* **AIM OF THE TASK**: Please give the entries again in full and exactly, without any picture.

Saved entries:
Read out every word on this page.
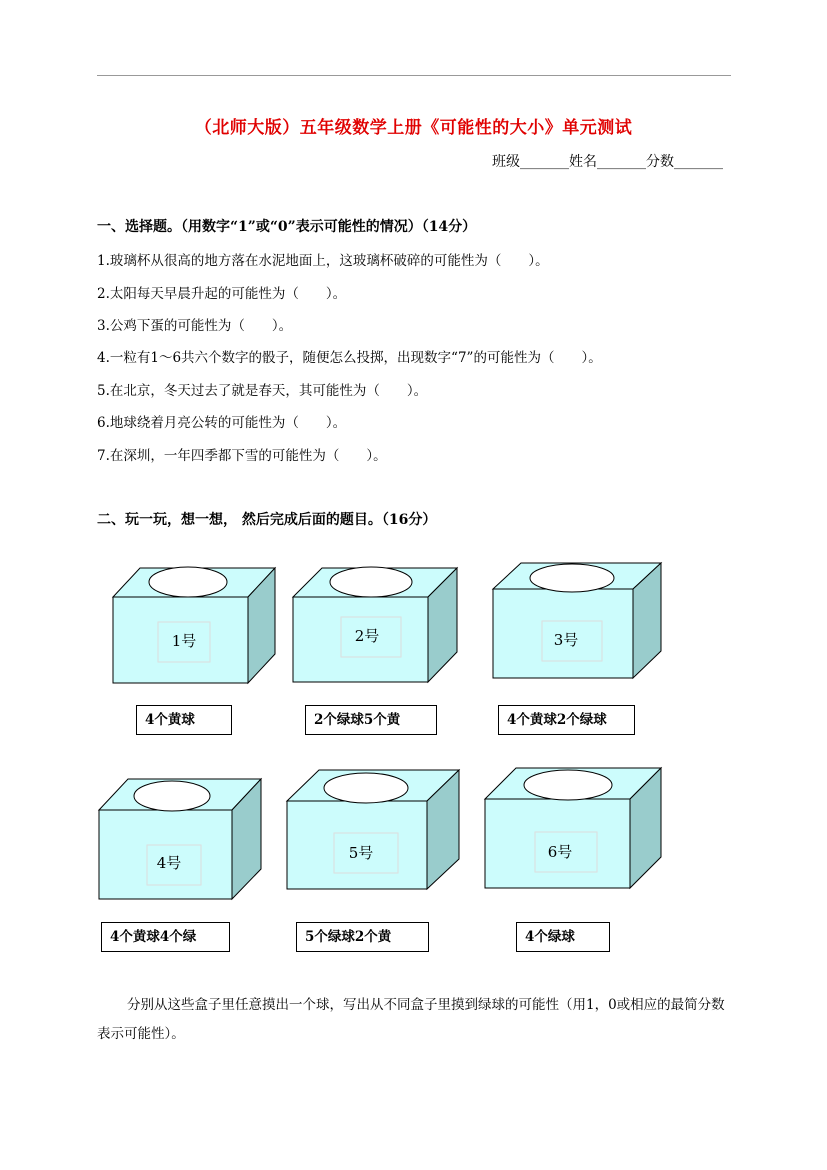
（北师大版）五年级数学上册《可能性的大小》单元测试
班级_______姓名_______分数_______
一、选择题。（用数字“1”或“0”表示可能性的情况）（14分）
1.玻璃杯从很高的地方落在水泥地面上，这玻璃杯破碎的可能性为（　　）。
2.太阳每天早晨升起的可能性为（　　）。
3.公鸡下蛋的可能性为（　　）。
4.一粒有1～6共六个数字的骰子，随便怎么投掷，出现数字“7”的可能性为（　　）。
5.在北京，冬天过去了就是春天，其可能性为（　　）。
6.地球绕着月亮公转的可能性为（　　）。
7.在深圳，一年四季都下雪的可能性为（　　）。
二、玩一玩，想一想， 然后完成后面的题目。（16分）
1号
4个黄球
2号
2个绿球5个黄
3号
4个黄球2个绿球
4号
4个黄球4个绿
5号
5个绿球2个黄
6号
4个绿球
分别从这些盒子里任意摸出一个球，写出从不同盒子里摸到绿球的可能性（用1，0或相应的最简分数表示可能性）。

* **WRITTEN SOLUTION**:
Read out every word on this page.
（北师大版）五年级数学上册《可能性的大小》单元测试
班级_______姓名_______分数_______
一、选择题。（用数字“1”或“0”表示可能性的情况）（14分）
1.玻璃杯从很高的地方落在水泥地面上，这玻璃杯破碎的可能性为（　　）。
2.太阳每天早晨升起的可能性为（　　）。
3.公鸡下蛋的可能性为（　　）。
4.一粒有1～6共六个数字的骰子，随便怎么投掷，出现数字“7”的可能性为（　　）。
5.在北京，冬天过去了就是春天，其可能性为（　　）。
6.地球绕着月亮公转的可能性为（　　）。
7.在深圳，一年四季都下雪的可能性为（　　）。
二、玩一玩，想一想， 然后完成后面的题目。（16分）
1号
4个黄球
2号
2个绿球5个黄
3号
4个黄球2个绿球
4号
4个黄球4个绿
5号
5个绿球2个黄
6号
4个绿球
分别从这些盒子里任意摸出一个球，写出从不同盒子里摸到绿球的可能性（用1，0或相应的最简分数表示可能性）。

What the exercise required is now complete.